● **Exercise brief**:
Render every line of all the entries below as one numbered list, leaving out the blank lines.

● **Stored records**:

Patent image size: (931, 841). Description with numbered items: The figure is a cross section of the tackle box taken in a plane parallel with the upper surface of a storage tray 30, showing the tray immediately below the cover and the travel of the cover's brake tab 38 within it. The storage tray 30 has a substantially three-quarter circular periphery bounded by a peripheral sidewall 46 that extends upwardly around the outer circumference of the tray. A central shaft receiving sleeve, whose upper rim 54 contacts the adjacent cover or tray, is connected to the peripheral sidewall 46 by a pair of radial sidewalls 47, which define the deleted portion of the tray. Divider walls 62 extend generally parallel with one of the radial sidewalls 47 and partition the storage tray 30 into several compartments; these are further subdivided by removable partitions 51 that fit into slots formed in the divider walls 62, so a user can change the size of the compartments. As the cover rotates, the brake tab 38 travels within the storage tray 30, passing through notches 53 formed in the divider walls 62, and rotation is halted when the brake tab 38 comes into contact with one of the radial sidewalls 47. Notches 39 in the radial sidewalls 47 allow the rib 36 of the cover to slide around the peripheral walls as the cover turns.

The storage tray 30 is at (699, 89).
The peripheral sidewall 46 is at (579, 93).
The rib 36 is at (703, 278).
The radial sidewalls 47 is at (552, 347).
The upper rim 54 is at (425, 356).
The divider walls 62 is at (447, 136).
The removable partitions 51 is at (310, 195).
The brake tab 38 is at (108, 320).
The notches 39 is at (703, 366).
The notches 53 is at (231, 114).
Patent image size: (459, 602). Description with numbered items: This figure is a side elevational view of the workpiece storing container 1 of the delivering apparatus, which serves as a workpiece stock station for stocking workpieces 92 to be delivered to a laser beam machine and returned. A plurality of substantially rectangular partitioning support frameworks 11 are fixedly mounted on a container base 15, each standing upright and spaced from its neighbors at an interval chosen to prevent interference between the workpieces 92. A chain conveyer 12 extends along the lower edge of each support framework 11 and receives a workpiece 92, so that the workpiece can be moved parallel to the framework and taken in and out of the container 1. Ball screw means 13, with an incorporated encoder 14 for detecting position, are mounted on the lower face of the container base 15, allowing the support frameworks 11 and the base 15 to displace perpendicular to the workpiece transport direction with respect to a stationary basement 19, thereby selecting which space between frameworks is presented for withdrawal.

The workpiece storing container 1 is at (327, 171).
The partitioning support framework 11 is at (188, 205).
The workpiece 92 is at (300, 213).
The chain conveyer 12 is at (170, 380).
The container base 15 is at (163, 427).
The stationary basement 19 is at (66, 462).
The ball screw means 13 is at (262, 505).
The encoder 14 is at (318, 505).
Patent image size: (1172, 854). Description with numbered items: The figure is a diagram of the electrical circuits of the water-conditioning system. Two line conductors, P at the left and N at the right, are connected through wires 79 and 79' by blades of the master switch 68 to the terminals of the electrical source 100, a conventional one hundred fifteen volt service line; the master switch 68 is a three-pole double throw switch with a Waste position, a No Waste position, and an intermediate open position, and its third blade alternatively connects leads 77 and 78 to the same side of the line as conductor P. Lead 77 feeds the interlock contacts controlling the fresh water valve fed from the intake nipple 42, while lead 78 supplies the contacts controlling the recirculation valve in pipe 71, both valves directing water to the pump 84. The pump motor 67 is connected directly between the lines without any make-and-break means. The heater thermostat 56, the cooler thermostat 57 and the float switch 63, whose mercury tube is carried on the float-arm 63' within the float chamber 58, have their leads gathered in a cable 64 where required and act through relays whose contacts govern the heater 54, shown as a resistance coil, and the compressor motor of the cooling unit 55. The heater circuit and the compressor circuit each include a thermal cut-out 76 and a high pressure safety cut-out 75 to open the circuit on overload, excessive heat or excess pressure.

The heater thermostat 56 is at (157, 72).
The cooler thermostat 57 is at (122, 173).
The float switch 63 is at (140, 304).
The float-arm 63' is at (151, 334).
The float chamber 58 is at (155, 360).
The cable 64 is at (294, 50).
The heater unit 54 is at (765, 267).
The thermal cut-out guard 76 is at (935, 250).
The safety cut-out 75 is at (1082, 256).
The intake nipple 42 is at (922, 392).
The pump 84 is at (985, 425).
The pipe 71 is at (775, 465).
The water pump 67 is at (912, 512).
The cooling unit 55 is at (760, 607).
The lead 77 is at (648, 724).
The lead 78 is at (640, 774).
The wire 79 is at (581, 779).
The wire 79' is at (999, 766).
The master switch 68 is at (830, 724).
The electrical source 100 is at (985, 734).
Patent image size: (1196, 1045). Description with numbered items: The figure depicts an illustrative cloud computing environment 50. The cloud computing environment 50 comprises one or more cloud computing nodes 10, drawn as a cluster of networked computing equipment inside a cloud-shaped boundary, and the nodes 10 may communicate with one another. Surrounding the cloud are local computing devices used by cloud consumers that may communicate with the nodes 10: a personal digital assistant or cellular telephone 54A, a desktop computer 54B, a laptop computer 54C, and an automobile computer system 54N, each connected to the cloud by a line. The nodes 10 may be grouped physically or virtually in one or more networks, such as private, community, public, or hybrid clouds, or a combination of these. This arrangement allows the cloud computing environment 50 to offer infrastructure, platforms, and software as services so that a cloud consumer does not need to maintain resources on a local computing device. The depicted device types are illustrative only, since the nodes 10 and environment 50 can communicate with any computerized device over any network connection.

● **Task output**:
1. Patent image size: (931, 841). Description with numbered items: The figure is a cross section of the tackle box taken in a plane parallel with the upper surface of a storage tray 30, showing the tray immediately below the cover and the travel of the cover's brake tab 38 within it. The storage tray 30 has a substantially three-quarter circular periphery bounded by a peripheral sidewall 46 that extends upwardly around the outer circumference of the tray. A central shaft receiving sleeve, whose upper rim 54 contacts the adjacent cover or tray, is connected to the peripheral sidewall 46 by a pair of radial sidewalls 47, which define the deleted portion of the tray. Divider walls 62 extend generally parallel with one of the radial sidewalls 47 and partition the storage tray 30 into several compartments; these are further subdivided by removable partitions 51 that fit into slots formed in the divider walls 62, so a user can change the size of the compartments. As the cover rotates, the brake tab 38 travels within the storage tray 30, passing through notches 53 formed in the divider walls 62, and rotation is halted when the brake tab 38 comes into contact with one of the radial sidewalls 47. Notches 39 in the radial sidewalls 47 allow the rib 36 of the cover to slide around the peripheral walls as the cover turns.
2. The storage tray 30 is at (699, 89).
3. The peripheral sidewall 46 is at (579, 93).
4. The rib 36 is at (703, 278).
5. The radial sidewalls 47 is at (552, 347).
6. The upper rim 54 is at (425, 356).
7. The divider walls 62 is at (447, 136).
8. The removable partitions 51 is at (310, 195).
9. The brake tab 38 is at (108, 320).
10. The notches 39 is at (703, 366).
11. The notches 53 is at (231, 114).
12. Patent image size: (459, 602). Description with numbered items: This figure is a side elevational view of the workpiece storing container 1 of the delivering apparatus, which serves as a workpiece stock station for stocking workpieces 92 to be delivered to a laser beam machine and returned. A plurality of substantially rectangular partitioning support frameworks 11 are fixedly mounted on a container base 15, each standing upright and spaced from its neighbors at an interval chosen to prevent interference between the workpieces 92. A chain conveyer 12 extends along the lower edge of each support framework 11 and receives a workpiece 92, so that the workpiece can be moved parallel to the framework and taken in and out of the container 1. Ball screw means 13, with an incorporated encoder 14 for detecting position, are mounted on the lower face of the container base 15, allowing the support frameworks 11 and the base 15 to displace perpendicular to the workpiece transport direction with respect to a stationary basement 19, thereby selecting which space between frameworks is presented for withdrawal.
13. The workpiece storing container 1 is at (327, 171).
14. The partitioning support framework 11 is at (188, 205).
15. The workpiece 92 is at (300, 213).
16. The chain conveyer 12 is at (170, 380).
17. The container base 15 is at (163, 427).
18. The stationary basement 19 is at (66, 462).
19. The ball screw means 13 is at (262, 505).
20. The encoder 14 is at (318, 505).
21. Patent image size: (1172, 854). Description with numbered items: The figure is a diagram of the electrical circuits of the water-conditioning system. Two line conductors, P at the left and N at the right, are connected through wires 79 and 79' by blades of the master switch 68 to the terminals of the electrical source 100, a conventional one hundred fifteen volt service line; the master switch 68 is a three-pole double throw switch with a Waste position, a No Waste position, and an intermediate open position, and its third blade alternatively connects leads 77 and 78 to the same side of the line as conductor P. Lead 77 feeds the interlock contacts controlling the fresh water valve fed from the intake nipple 42, while lead 78 supplies the contacts controlling the recirculation valve in pipe 71, both valves directing water to the pump 84. The pump motor 67 is connected directly between the lines without any make-and-break means. The heater thermostat 56, the cooler thermostat 57 and the float switch 63, whose mercury tube is carried on the float-arm 63' within the float chamber 58, have their leads gathered in a cable 64 where required and act through relays whose contacts govern the heater 54, shown as a resistance coil, and the compressor motor of the cooling unit 55. The heater circuit and the compressor circuit each include a thermal cut-out 76 and a high pressure safety cut-out 75 to open the circuit on overload, excessive heat or excess pressure.
22. The heater thermostat 56 is at (157, 72).
23. The cooler thermostat 57 is at (122, 173).
24. The float switch 63 is at (140, 304).
25. The float-arm 63' is at (151, 334).
26. The float chamber 58 is at (155, 360).
27. The cable 64 is at (294, 50).
28. The heater unit 54 is at (765, 267).
29. The thermal cut-out guard 76 is at (935, 250).
30. The safety cut-out 75 is at (1082, 256).
31. The intake nipple 42 is at (922, 392).
32. The pump 84 is at (985, 425).
33. The pipe 71 is at (775, 465).
34. The water pump 67 is at (912, 512).
35. The cooling unit 55 is at (760, 607).
36. The lead 77 is at (648, 724).
37. The lead 78 is at (640, 774).
38. The wire 79 is at (581, 779).
39. The wire 79' is at (999, 766).
40. The master switch 68 is at (830, 724).
41. The electrical source 100 is at (985, 734).
42. Patent image size: (1196, 1045). Description with numbered items: The figure depicts an illustrative cloud computing environment 50. The cloud computing environment 50 comprises one or more cloud computing nodes 10, drawn as a cluster of networked computing equipment inside a cloud-shaped boundary, and the nodes 10 may communicate with one another. Surrounding the cloud are local computing devices used by cloud consumers that may communicate with the nodes 10: a personal digital assistant or cellular telephone 54A, a desktop computer 54B, a laptop computer 54C, and an automobile computer system 54N, each connected to the cloud by a line. The nodes 10 may be grouped physically or virtually in one or more networks, such as private, community, public, or hybrid clouds, or a combination of these. This arrangement allows the cloud computing environment 50 to offer infrastructure, platforms, and software as services so that a cloud consumer does not need to maintain resources on a local computing device. The depicted device types are illustrative only, since the nodes 10 and environment 50 can communicate with any computerized device over any network connection.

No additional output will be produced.